▸ EXERCISE BRIEF: Please write the listing below out again exactly, leaving every picture behind.

= = = =

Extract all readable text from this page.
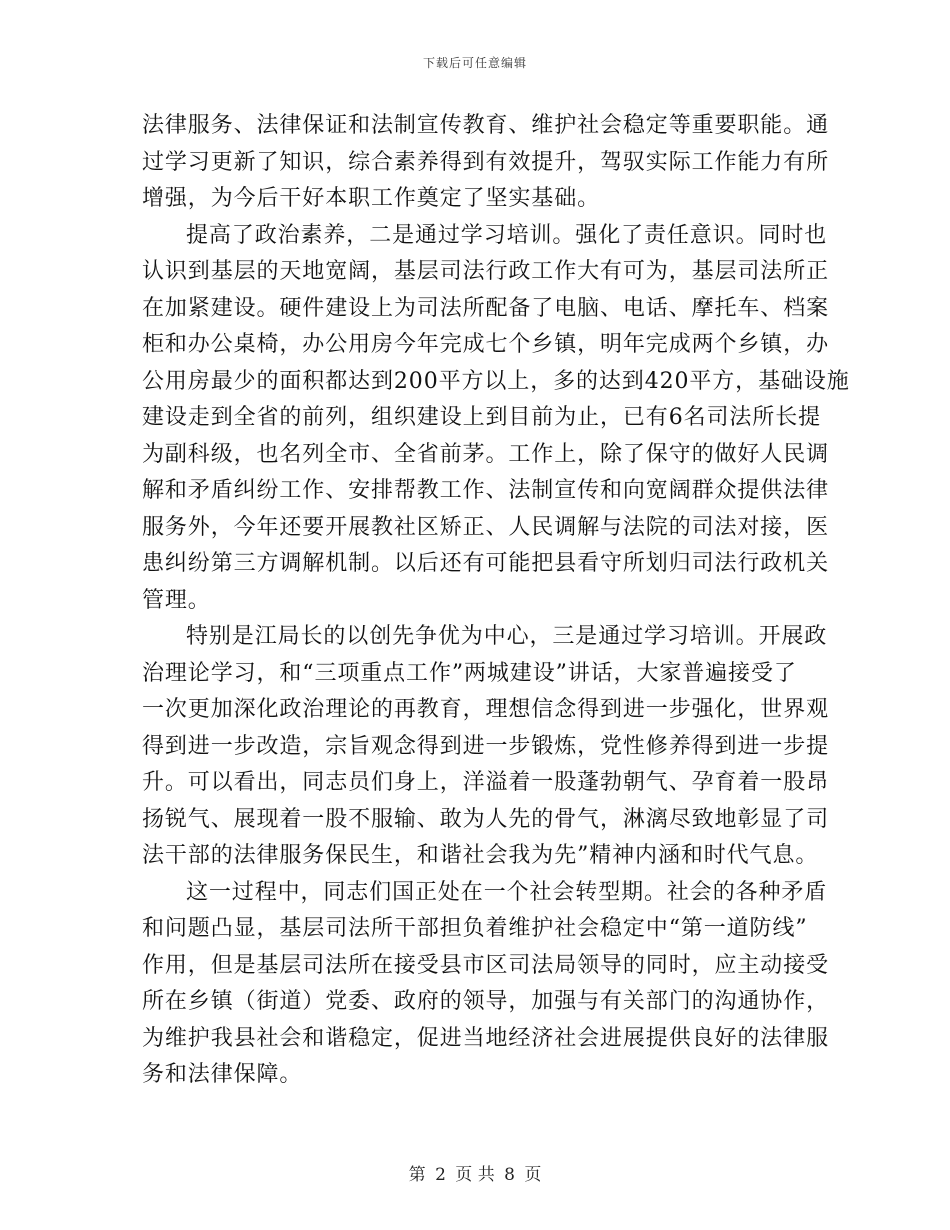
下载后可任意编辑
法律服务、法律保证和法制宣传教育、维护社会稳定等重要职能。通
过学习更新了知识，综合素养得到有效提升，驾驭实际工作能力有所
增强，为今后干好本职工作奠定了坚实基础。
提高了政治素养，二是通过学习培训。强化了责任意识。同时也
认识到基层的天地宽阔，基层司法行政工作大有可为，基层司法所正
在加紧建设。硬件建设上为司法所配备了电脑、电话、摩托车、档案
柜和办公桌椅，办公用房今年完成七个乡镇，明年完成两个乡镇，办
公用房最少的面积都达到200平方以上，多的达到420平方，基础设施
建设走到全省的前列，组织建设上到目前为止，已有6名司法所长提
为副科级，也名列全市、全省前茅。工作上，除了保守的做好人民调
解和矛盾纠纷工作、安排帮教工作、法制宣传和向宽阔群众提供法律
服务外，今年还要开展教社区矫正、人民调解与法院的司法对接，医
患纠纷第三方调解机制。以后还有可能把县看守所划归司法行政机关
管理。
特别是江局长的以创先争优为中心，三是通过学习培训。开展政
治理论学习，和“三项重点工作”两城建设”讲话，大家普遍接受了
一次更加深化政治理论的再教育，理想信念得到进一步强化，世界观
得到进一步改造，宗旨观念得到进一步锻炼，党性修养得到进一步提
升。可以看出，同志员们身上，洋溢着一股蓬勃朝气、孕育着一股昂
扬锐气、展现着一股不服输、敢为人先的骨气，淋漓尽致地彰显了司
法干部的法律服务保民生，和谐社会我为先”精神内涵和时代气息。
这一过程中，同志们国正处在一个社会转型期。社会的各种矛盾
和问题凸显，基层司法所干部担负着维护社会稳定中“第一道防线”
作用，但是基层司法所在接受县市区司法局领导的同时，应主动接受
所在乡镇（街道）党委、政府的领导，加强与有关部门的沟通协作，
为维护我县社会和谐稳定，促进当地经济社会进展提供良好的法律服
务和法律保障。
第 2 页 共 8 页
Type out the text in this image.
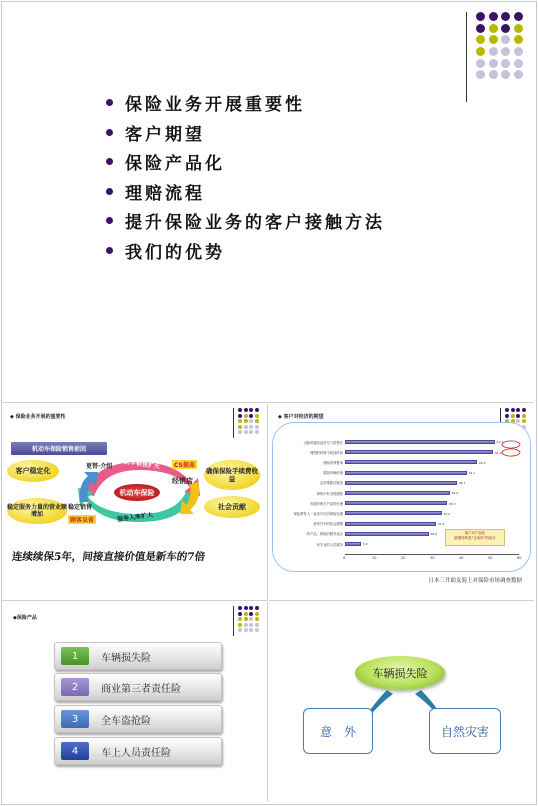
保险业务开展重要性
客户期望
保险产品化
理赔流程
提升保险业务的客户接触方法
我们的优势
◆ 保险业务开展的重要性
机动车保险销售前因
机动车保险
客户稳定化
稳定服务力量的营业额增加
确保保险手续费收益
社会贡献
更替·介绍 新车销售扩大	CS提高
经销店
稳定销售
服务入库扩大
顾客呆留
连续续保5年，间接直接价值是新车的7倍
◆ 客户对经济的期望
出险时服务及时专门的售后	51.7
理赔的时候不耽误时间	51.2
保险的保费率	45.6
增加车辆价格	42.1
定时维修后服务	38.7
事故中有全程跟踪	36.2
有服务相关产品的处理	35.3
保险费每人一直至可以同保险处理	33.4
使用汽车的机会增强	31.5
持产品、保险的服务适合	28.9
有专业的人员服务	5.6
0	10	20	30	40	50	60
客户对产品化
最期待的是"目前时"的统计
日本三井助友海上对保险市场调查数据
◆保险产品
1	车辆损失险
2	商业第三者责任险
3	全车盗抢险
4	车上人员责任险
车辆损失险
意　外	自然灾害
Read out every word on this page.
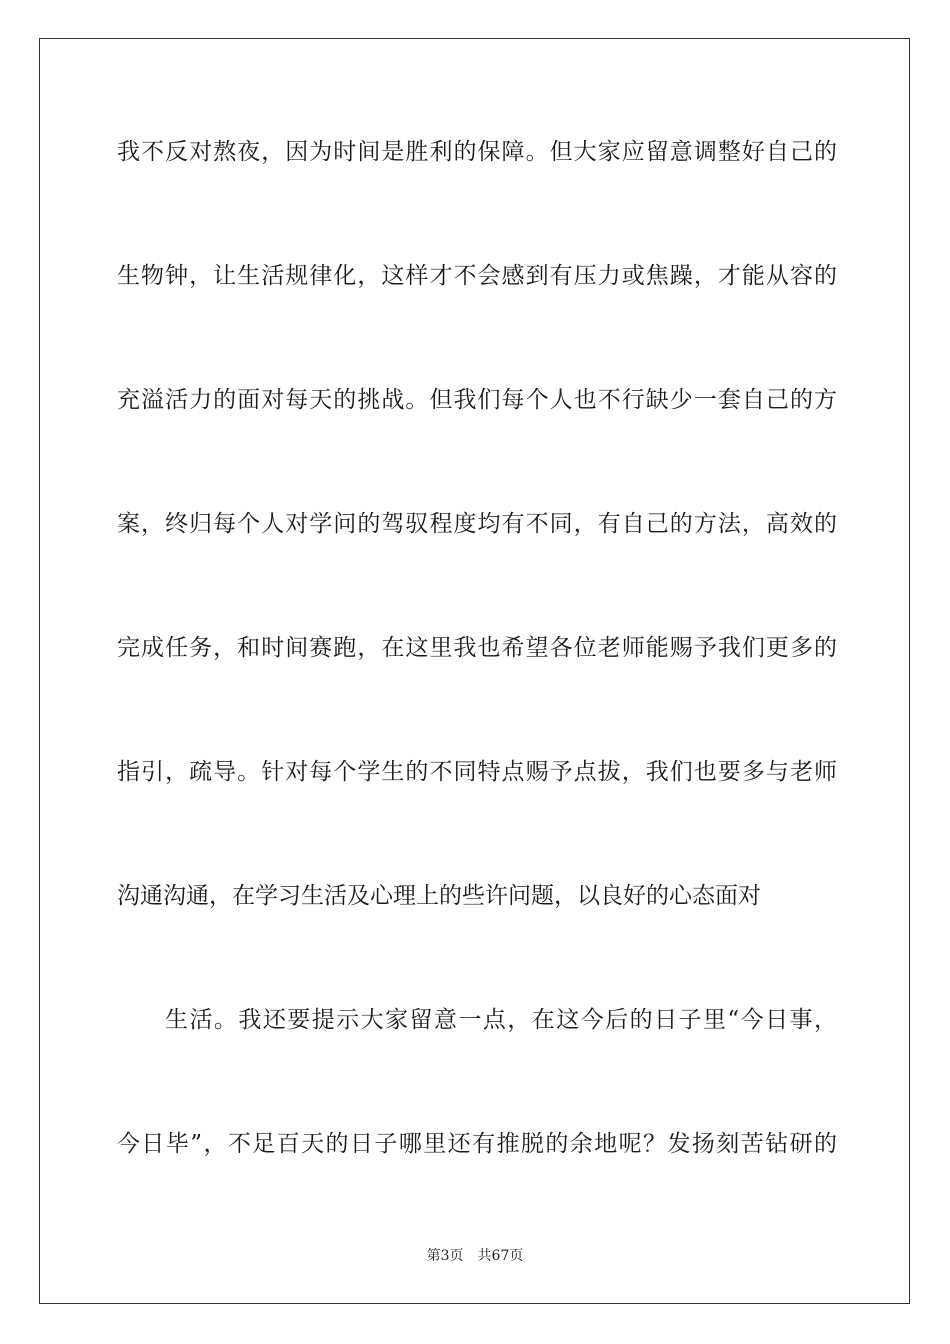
我不反对熬夜，因为时间是胜利的保障。但大家应留意调整好自己的
生物钟，让生活规律化，这样才不会感到有压力或焦躁，才能从容的
充溢活力的面对每天的挑战。但我们每个人也不行缺少一套自己的方
案，终归每个人对学问的驾驭程度均有不同，有自己的方法，高效的
完成任务，和时间赛跑，在这里我也希望各位老师能赐予我们更多的
指引，疏导。针对每个学生的不同特点赐予点拔，我们也要多与老师
沟通沟通，在学习生活及心理上的些许问题，以良好的心态面对
生活。我还要提示大家留意一点，在这今后的日子里“今日事，
今日毕”，不足百天的日子哪里还有推脱的余地呢？发扬刻苦钻研的
第3页 共67页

= = = =

▸ FINISHED ANSWER:
Extract all readable text from this page.
下载后可任意编辑
法律服务、法律保证和法制宣传教育、维护社会稳定等重要职能。通
过学习更新了知识，综合素养得到有效提升，驾驭实际工作能力有所
增强，为今后干好本职工作奠定了坚实基础。
提高了政治素养，二是通过学习培训。强化了责任意识。同时也
认识到基层的天地宽阔，基层司法行政工作大有可为，基层司法所正
在加紧建设。硬件建设上为司法所配备了电脑、电话、摩托车、档案
柜和办公桌椅，办公用房今年完成七个乡镇，明年完成两个乡镇，办
公用房最少的面积都达到200平方以上，多的达到420平方，基础设施
建设走到全省的前列，组织建设上到目前为止，已有6名司法所长提
为副科级，也名列全市、全省前茅。工作上，除了保守的做好人民调
解和矛盾纠纷工作、安排帮教工作、法制宣传和向宽阔群众提供法律
服务外，今年还要开展教社区矫正、人民调解与法院的司法对接，医
患纠纷第三方调解机制。以后还有可能把县看守所划归司法行政机关
管理。
特别是江局长的以创先争优为中心，三是通过学习培训。开展政
治理论学习，和“三项重点工作”两城建设”讲话，大家普遍接受了
一次更加深化政治理论的再教育，理想信念得到进一步强化，世界观
得到进一步改造，宗旨观念得到进一步锻炼，党性修养得到进一步提
升。可以看出，同志员们身上，洋溢着一股蓬勃朝气、孕育着一股昂
扬锐气、展现着一股不服输、敢为人先的骨气，淋漓尽致地彰显了司
法干部的法律服务保民生，和谐社会我为先”精神内涵和时代气息。
这一过程中，同志们国正处在一个社会转型期。社会的各种矛盾
和问题凸显，基层司法所干部担负着维护社会稳定中“第一道防线”
作用，但是基层司法所在接受县市区司法局领导的同时，应主动接受
所在乡镇（街道）党委、政府的领导，加强与有关部门的沟通协作，
为维护我县社会和谐稳定，促进当地经济社会进展提供良好的法律服
务和法律保障。
第 2 页 共 8 页
Type out the text in this image.
保险业务开展重要性
客户期望
保险产品化
理赔流程
提升保险业务的客户接触方法
我们的优势
◆ 保险业务开展的重要性
机动车保险销售前因
机动车保险
客户稳定化
稳定服务力量的营业额增加
确保保险手续费收益
社会贡献
更替·介绍 新车销售扩大	CS提高
经销店
稳定销售
服务入库扩大
顾客呆留
连续续保5年，间接直接价值是新车的7倍
◆ 客户对经济的期望
出险时服务及时专门的售后	51.7
理赔的时候不耽误时间	51.2
保险的保费率	45.6
增加车辆价格	42.1
定时维修后服务	38.7
事故中有全程跟踪	36.2
有服务相关产品的处理	35.3
保险费每人一直至可以同保险处理	33.4
使用汽车的机会增强	31.5
持产品、保险的服务适合	28.9
有专业的人员服务	5.6
0	10	20	30	40	50	60
客户对产品化
最期待的是"目前时"的统计
日本三井助友海上对保险市场调查数据
◆保险产品
1	车辆损失险
2	商业第三者责任险
3	全车盗抢险
4	车上人员责任险
车辆损失险
意　外	自然灾害
Read out every word on this page.
我不反对熬夜，因为时间是胜利的保障。但大家应留意调整好自己的
生物钟，让生活规律化，这样才不会感到有压力或焦躁，才能从容的
充溢活力的面对每天的挑战。但我们每个人也不行缺少一套自己的方
案，终归每个人对学问的驾驭程度均有不同，有自己的方法，高效的
完成任务，和时间赛跑，在这里我也希望各位老师能赐予我们更多的
指引，疏导。针对每个学生的不同特点赐予点拔，我们也要多与老师
沟通沟通，在学习生活及心理上的些许问题，以良好的心态面对
生活。我还要提示大家留意一点，在这今后的日子里“今日事，
今日毕”，不足百天的日子哪里还有推脱的余地呢？发扬刻苦钻研的
第3页 共67页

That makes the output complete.